TASK REQUIREMENTS: Whenever a line contains the string "median", copy it out of the entries.

TASK INPUT:
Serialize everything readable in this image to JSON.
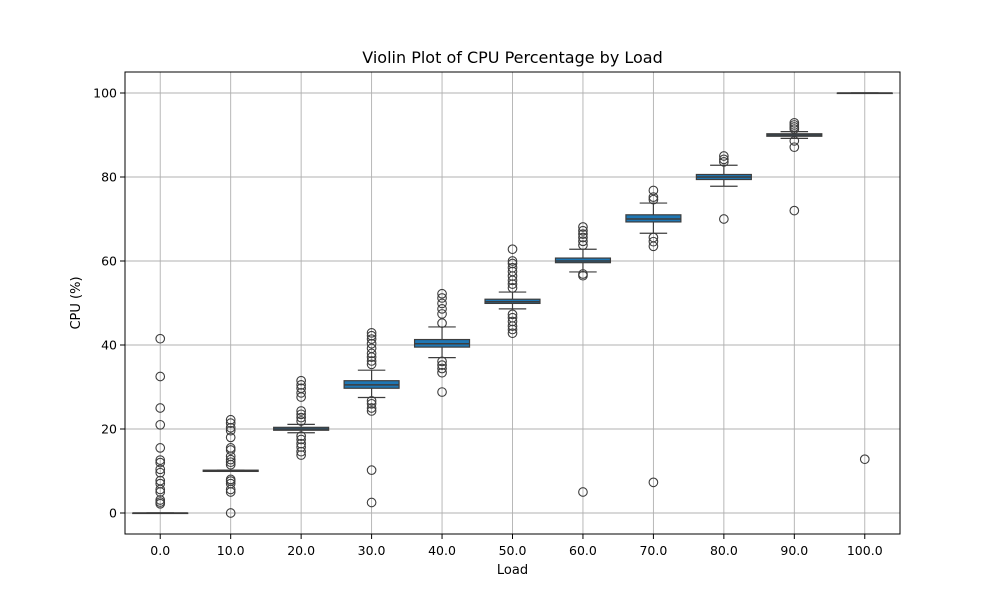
{
  "chart_data": {
    "type": "box",
    "title": "Violin Plot of CPU Percentage by Load",
    "xlabel": "Load",
    "ylabel": "CPU (%)",
    "ylim": [
      -5,
      105
    ],
    "yticks": [
      0,
      20,
      40,
      60,
      80,
      100
    ],
    "grid": true,
    "box_color": "#1f77b4",
    "line_color": "#3d3d3d",
    "categories": [
      "0.0",
      "10.0",
      "20.0",
      "30.0",
      "40.0",
      "50.0",
      "60.0",
      "70.0",
      "80.0",
      "90.0",
      "100.0"
    ],
    "groups": [
      {
        "category": "0.0",
        "q1": 0,
        "median": 0,
        "q3": 0,
        "whisker_low": 0,
        "whisker_high": 0,
        "outliers": [
          2.2,
          2.6,
          3.1,
          5.0,
          5.6,
          7.0,
          7.7,
          9.6,
          10.4,
          12.0,
          12.6,
          15.5,
          21.0,
          25.0,
          32.5,
          41.5
        ]
      },
      {
        "category": "10.0",
        "q1": 9.9,
        "median": 10,
        "q3": 10.2,
        "whisker_low": 9.9,
        "whisker_high": 10.2,
        "outliers": [
          0,
          5.0,
          5.6,
          7.0,
          7.6,
          8.0,
          11.5,
          12.1,
          12.7,
          13.5,
          15.0,
          15.5,
          18.0,
          19.6,
          20.3,
          21.4,
          22.2
        ]
      },
      {
        "category": "20.0",
        "q1": 19.7,
        "median": 20,
        "q3": 20.4,
        "whisker_low": 19.1,
        "whisker_high": 21.1,
        "outliers": [
          13.8,
          14.6,
          15.7,
          16.5,
          17.5,
          18.3,
          21.9,
          22.7,
          23.5,
          24.3,
          27.6,
          28.6,
          29.7,
          30.5,
          31.5
        ]
      },
      {
        "category": "30.0",
        "q1": 29.7,
        "median": 30.5,
        "q3": 31.5,
        "whisker_low": 27.5,
        "whisker_high": 34.0,
        "outliers": [
          2.5,
          10.2,
          24.3,
          25.0,
          26.0,
          26.7,
          35.4,
          36.2,
          37.1,
          38.0,
          39.2,
          40.3,
          41.4,
          42.2,
          42.9
        ]
      },
      {
        "category": "40.0",
        "q1": 39.5,
        "median": 40.3,
        "q3": 41.3,
        "whisker_low": 37.0,
        "whisker_high": 44.3,
        "outliers": [
          28.8,
          33.4,
          34.4,
          35.2,
          36.1,
          45.2,
          47.4,
          48.6,
          49.9,
          51.2,
          52.2
        ]
      },
      {
        "category": "50.0",
        "q1": 49.9,
        "median": 50.3,
        "q3": 50.9,
        "whisker_low": 48.6,
        "whisker_high": 52.6,
        "outliers": [
          42.8,
          43.7,
          44.5,
          45.6,
          46.5,
          47.3,
          53.6,
          54.5,
          55.4,
          56.4,
          57.5,
          58.4,
          59.4,
          60.0,
          62.8
        ]
      },
      {
        "category": "60.0",
        "q1": 59.6,
        "median": 60,
        "q3": 60.7,
        "whisker_low": 57.4,
        "whisker_high": 62.8,
        "outliers": [
          5.0,
          56.5,
          56.9,
          63.8,
          64.7,
          65.6,
          66.4,
          67.2,
          68.1
        ]
      },
      {
        "category": "70.0",
        "q1": 69.3,
        "median": 70,
        "q3": 71.0,
        "whisker_low": 66.6,
        "whisker_high": 73.8,
        "outliers": [
          7.3,
          63.5,
          64.6,
          65.6,
          74.6,
          75.2,
          76.8
        ]
      },
      {
        "category": "80.0",
        "q1": 79.4,
        "median": 80,
        "q3": 80.6,
        "whisker_low": 77.8,
        "whisker_high": 82.8,
        "outliers": [
          70.0,
          83.6,
          84.2,
          85.0
        ]
      },
      {
        "category": "90.0",
        "q1": 89.7,
        "median": 90,
        "q3": 90.3,
        "whisker_low": 89.2,
        "whisker_high": 90.8,
        "outliers": [
          72.0,
          87.1,
          88.6,
          91.4,
          91.9,
          92.4,
          92.9
        ]
      },
      {
        "category": "100.0",
        "q1": 100,
        "median": 100,
        "q3": 100,
        "whisker_low": 100,
        "whisker_high": 100,
        "outliers": [
          12.8
        ]
      }
    ]
  }
}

COMPLETE ANSWER:
        "median": 0,
        "median": 10,
        "median": 20,
        "median": 30.5,
        "median": 40.3,
        "median": 50.3,
        "median": 60,
        "median": 70,
        "median": 80,
        "median": 90,
        "median": 100,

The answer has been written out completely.